Figure record listings -

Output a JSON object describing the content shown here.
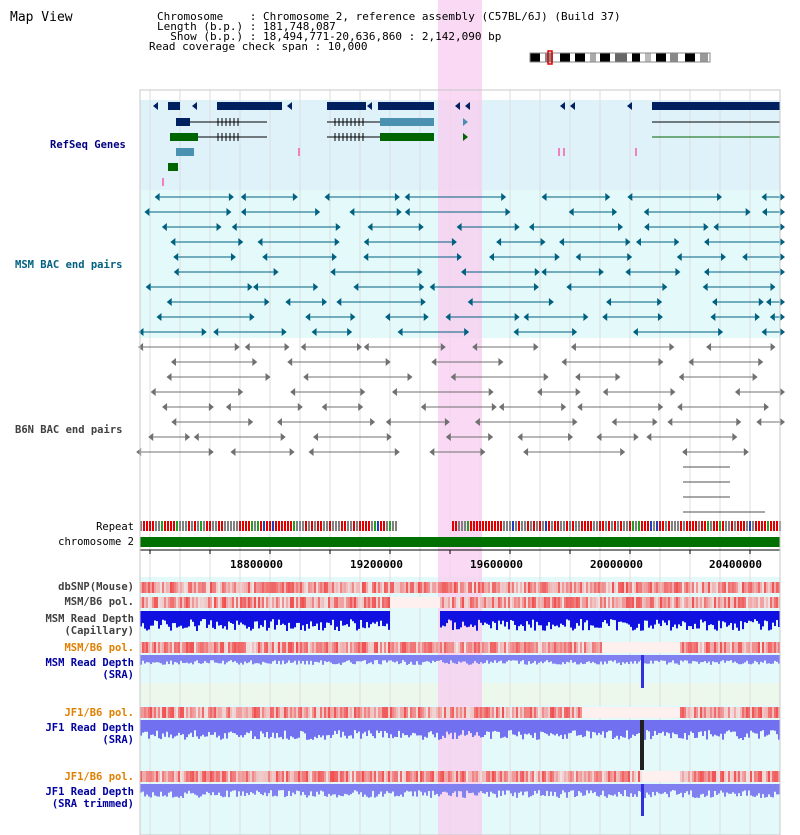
{
  "page": {
    "title": "Map View"
  },
  "info": {
    "line1": "Chromosome    : Chromosome 2, reference assembly (C57BL/6J) (Build 37)",
    "line2": "Length (b.p.) : 181,748,087",
    "line3": "  Show (b.p.) : 18,494,771-20,636,860 : 2,142,090 bp",
    "line4": "Read coverage check span : 10,000"
  },
  "tracks": {
    "refseq": "RefSeq Genes",
    "msm_bac": "MSM BAC end pairs",
    "b6n_bac": "B6N BAC end pairs",
    "repeat": "Repeat",
    "chromosome": "chromosome 2",
    "dbsnp": "dbSNP(Mouse)",
    "msm_pol1": "MSM/B6 pol.",
    "msm_cap": "MSM Read Depth\n(Capillary)",
    "msm_pol2": "MSM/B6 pol.",
    "msm_sra": "MSM Read Depth\n(SRA)",
    "jf1_pol1": "JF1/B6 pol.",
    "jf1_sra": "JF1 Read Depth\n(SRA)",
    "jf1_pol2": "JF1/B6 pol.",
    "jf1_trim": "JF1 Read Depth\n(SRA trimmed)"
  },
  "axis": {
    "ticks": [
      "18800000",
      "19200000",
      "19600000",
      "20000000",
      "20400000"
    ]
  },
  "colors": {
    "refseq_label": "#000080",
    "msm_label": "#006080",
    "b6n_label": "#404040",
    "pol_label": "#e08000",
    "depth_label": "#0000a0",
    "highlight": "#f8d0f0"
  }
}
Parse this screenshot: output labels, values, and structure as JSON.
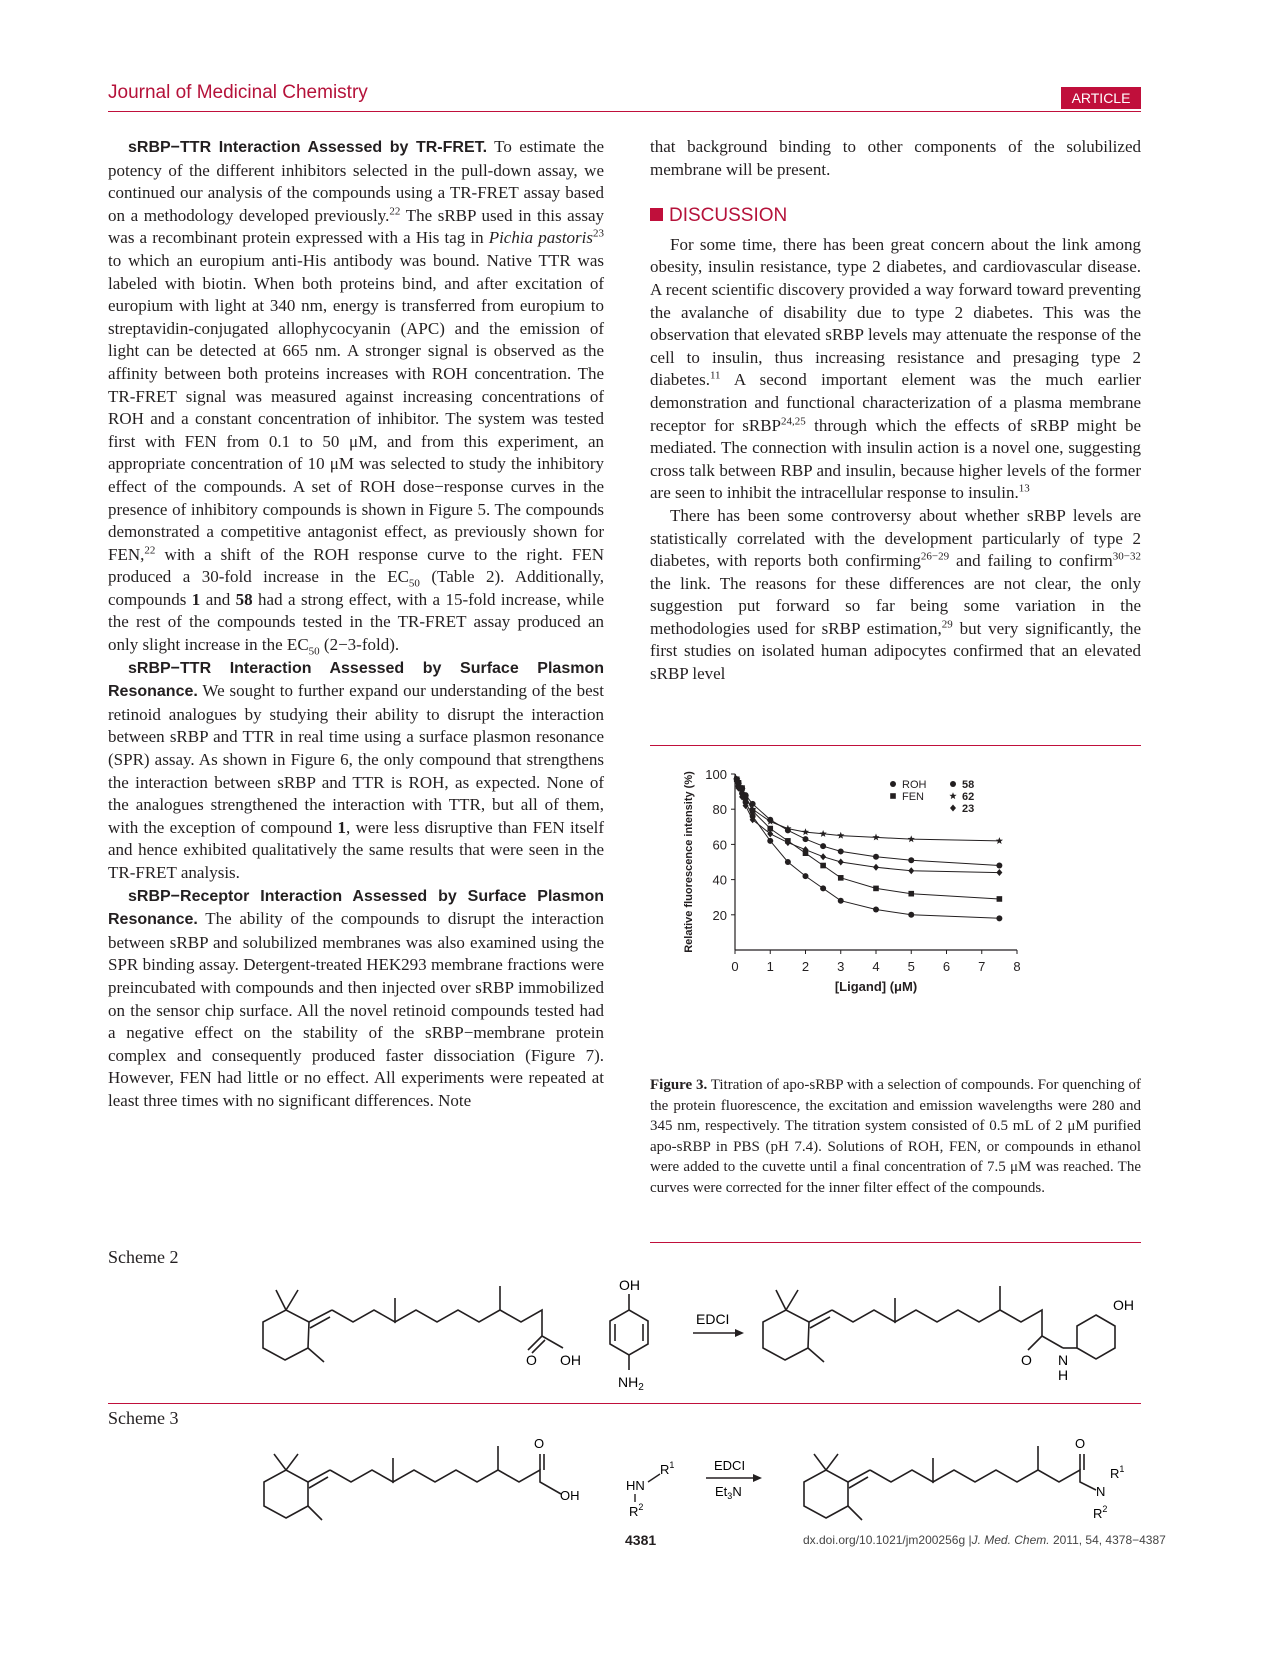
{
  "header": {
    "journal": "Journal of Medicinal Chemistry",
    "badge": "ARTICLE"
  },
  "left_column": {
    "p1_head": "sRBP−TTR Interaction Assessed by TR-FRET.",
    "p1_a": " To estimate the potency of the different inhibitors selected in the pull-down assay, we continued our analysis of the compounds using a TR-FRET assay based on a methodology developed previously.",
    "p1_ref1": "22",
    "p1_b": " The sRBP used in this assay was a recombinant protein expressed with a His tag in ",
    "p1_italic": "Pichia pastoris",
    "p1_ref2": "23",
    "p1_c": " to which an europium anti-His antibody was bound. Native TTR was labeled with biotin. When both proteins bind, and after excitation of europium with light at 340 nm, energy is transferred from europium to streptavidin-conjugated allophycocyanin (APC) and the emission of light can be detected at 665 nm. A stronger signal is observed as the affinity between both proteins increases with ROH concentration. The TR-FRET signal was measured against increasing concentrations of ROH and a constant concentration of inhibitor. The system was tested first with FEN from 0.1 to 50 μM, and from this experiment, an appropriate concentration of 10 μM was selected to study the inhibitory effect of the compounds. A set of ROH dose−response curves in the presence of inhibitory compounds is shown in Figure 5. The compounds demonstrated a competitive antagonist effect, as previously shown for FEN,",
    "p1_ref3": "22",
    "p1_d": " with a shift of the ROH response curve to the right. FEN produced a 30-fold increase in the EC",
    "p1_sub1": "50",
    "p1_e": " (Table 2). Additionally, compounds ",
    "p1_bold1": "1",
    "p1_f": " and ",
    "p1_bold2": "58",
    "p1_g": " had a strong effect, with a 15-fold increase, while the rest of the compounds tested in the TR-FRET assay produced an only slight increase in the EC",
    "p1_sub2": "50",
    "p1_h": " (2−3-fold).",
    "p2_head": "sRBP−TTR Interaction Assessed by Surface Plasmon Resonance.",
    "p2_a": " We sought to further expand our understanding of the best retinoid analogues by studying their ability to disrupt the interaction between sRBP and TTR in real time using a surface plasmon resonance (SPR) assay. As shown in Figure 6, the only compound that strengthens the interaction between sRBP and TTR is ROH, as expected. None of the analogues strengthened the interaction with TTR, but all of them, with the exception of compound ",
    "p2_bold": "1",
    "p2_b": ", were less disruptive than FEN itself and hence exhibited qualitatively the same results that were seen in the TR-FRET analysis.",
    "p3_head": "sRBP−Receptor Interaction Assessed by Surface Plasmon Resonance.",
    "p3_a": " The ability of the compounds to disrupt the interaction between sRBP and solubilized membranes was also examined using the SPR binding assay. Detergent-treated HEK293 membrane fractions were preincubated with compounds and then injected over sRBP immobilized on the sensor chip surface. All the novel retinoid compounds tested had a negative effect on the stability of the sRBP−membrane protein complex and consequently produced faster dissociation (Figure 7). However, FEN had little or no effect. All experiments were repeated at least three times with no significant differences. Note"
  },
  "right_column": {
    "p0": "that background binding to other components of the solubilized membrane will be present.",
    "discussion_head": "DISCUSSION",
    "p1_a": "For some time, there has been great concern about the link among obesity, insulin resistance, type 2 diabetes, and cardiovascular disease. A recent scientific discovery provided a way forward toward preventing the avalanche of disability due to type 2 diabetes. This was the observation that elevated sRBP levels may attenuate the response of the cell to insulin, thus increasing resistance and presaging type 2 diabetes.",
    "p1_ref1": "11",
    "p1_b": " A second important element was the much earlier demonstration and functional characterization of a plasma membrane receptor for sRBP",
    "p1_ref2": "24,25",
    "p1_c": " through which the effects of sRBP might be mediated. The connection with insulin action is a novel one, suggesting cross talk between RBP and insulin, because higher levels of the former are seen to inhibit the intracellular response to insulin.",
    "p1_ref3": "13",
    "p2_a": "There has been some controversy about whether sRBP levels are statistically correlated with the development particularly of type 2 diabetes, with reports both confirming",
    "p2_ref1": "26−29",
    "p2_b": " and failing to confirm",
    "p2_ref2": "30−32",
    "p2_c": " the link. The reasons for these differences are not clear, the only suggestion put forward so far being some variation in the methodologies used for sRBP estimation,",
    "p2_ref3": "29",
    "p2_d": " but very significantly, the first studies on isolated human adipocytes confirmed that an elevated sRBP level"
  },
  "figure3": {
    "caption_label": "Figure 3.",
    "caption_text": " Titration of apo-sRBP with a selection of compounds. For quenching of the protein fluorescence, the excitation and emission wavelengths were 280 and 345 nm, respectively. The titration system consisted of 0.5 mL of 2 μM purified apo-sRBP in PBS (pH 7.4). Solutions of ROH, FEN, or compounds in ethanol were added to the cuvette until a final concentration of 7.5 μM was reached. The curves were corrected for the inner filter effect of the compounds."
  },
  "chart_data": {
    "type": "scatter",
    "xlabel": "[Ligand] (μM)",
    "ylabel": "Relative fluorescence intensity (%)",
    "xlim": [
      0,
      8
    ],
    "ylim": [
      0,
      100
    ],
    "x_ticks": [
      "0",
      "1",
      "2",
      "3",
      "4",
      "5",
      "6",
      "7",
      "8"
    ],
    "y_ticks": [
      "20",
      "40",
      "60",
      "80",
      "100"
    ],
    "legend_position": "top-right",
    "series": [
      {
        "name": "ROH",
        "marker": "circle",
        "x": [
          0,
          0.05,
          0.1,
          0.2,
          0.3,
          0.5,
          1,
          1.5,
          2,
          2.5,
          3,
          4,
          5,
          7.5
        ],
        "y": [
          100,
          97,
          93,
          89,
          84,
          76,
          62,
          50,
          42,
          35,
          28,
          23,
          20,
          18
        ]
      },
      {
        "name": "FEN",
        "marker": "square",
        "x": [
          0,
          0.05,
          0.1,
          0.2,
          0.3,
          0.5,
          1,
          1.5,
          2,
          2.5,
          3,
          4,
          5,
          7.5
        ],
        "y": [
          100,
          97,
          95,
          92,
          87,
          79,
          69,
          62,
          55,
          48,
          41,
          35,
          32,
          29
        ]
      },
      {
        "name": "58",
        "marker": "filled-circle",
        "x": [
          0,
          0.05,
          0.1,
          0.2,
          0.3,
          0.5,
          1,
          1.5,
          2,
          2.5,
          3,
          4,
          5,
          7.5
        ],
        "y": [
          100,
          97,
          95,
          92,
          88,
          83,
          74,
          68,
          63,
          59,
          56,
          53,
          51,
          48
        ]
      },
      {
        "name": "62",
        "marker": "star",
        "x": [
          0,
          0.05,
          0.1,
          0.2,
          0.3,
          0.5,
          1,
          1.5,
          2,
          2.5,
          3,
          4,
          5,
          7.5
        ],
        "y": [
          100,
          97,
          94,
          91,
          87,
          80,
          73,
          69,
          67,
          66,
          65,
          64,
          63,
          62
        ]
      },
      {
        "name": "23",
        "marker": "diamond",
        "x": [
          0,
          0.05,
          0.1,
          0.2,
          0.3,
          0.5,
          1,
          1.5,
          2,
          2.5,
          3,
          4,
          5,
          7.5
        ],
        "y": [
          100,
          96,
          92,
          87,
          82,
          74,
          66,
          61,
          57,
          53,
          50,
          47,
          45,
          44
        ]
      }
    ]
  },
  "scheme2": {
    "label": "Scheme 2",
    "oh_top": "OH",
    "nh2": "NH",
    "nh2_sub": "2",
    "oh_acid": "OH",
    "o_acid": "O",
    "reagent": "EDCI",
    "o_amide": "O",
    "n_amide": "N",
    "h_amide": "H",
    "oh_product": "OH"
  },
  "scheme3": {
    "label": "Scheme 3",
    "o_acid": "O",
    "oh_acid": "OH",
    "hn": "HN",
    "r1": "R",
    "r1_sup": "1",
    "r2": "R",
    "r2_sup": "2",
    "reagent1": "EDCI",
    "reagent2": "Et",
    "reagent2_sub": "3",
    "reagent2_end": "N",
    "o_amide": "O",
    "n_amide": "N",
    "r1p": "R",
    "r1p_sup": "1",
    "r2p": "R",
    "r2p_sup": "2"
  },
  "footer": {
    "page": "4381",
    "doi_a": "dx.doi.org/10.1021/jm200256g |",
    "doi_journal": "J. Med. Chem.",
    "doi_b": " 2011, 54, 4378−4387"
  }
}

WHAT IS BEING ASKED - Among the lines above, find those with the word "selected". Copy them.

REPLY -
    "p1_a": " To estimate the potency of the different inhibitors selected in the pull-down assay, we continued our analysis of the compounds using a TR-FRET assay based on a methodology developed previously.",
    "p1_c": " to which an europium anti-His antibody was bound. Native TTR was labeled with biotin. When both proteins bind, and after excitation of europium with light at 340 nm, energy is transferred from europium to streptavidin-conjugated allophycocyanin (APC) and the emission of light can be detected at 665 nm. A stronger signal is observed as the affinity between both proteins increases with ROH concentration. The TR-FRET signal was measured against increasing concentrations of ROH and a constant concentration of inhibitor. The system was tested first with FEN from 0.1 to 50 μM, and from this experiment, an appropriate concentration of 10 μM was selected to study the inhibitory effect of the compounds. A set of ROH dose−response curves in the presence of inhibitory compounds is shown in Figure 5. The compounds demonstrated a competitive antagonist effect, as previously shown for FEN,",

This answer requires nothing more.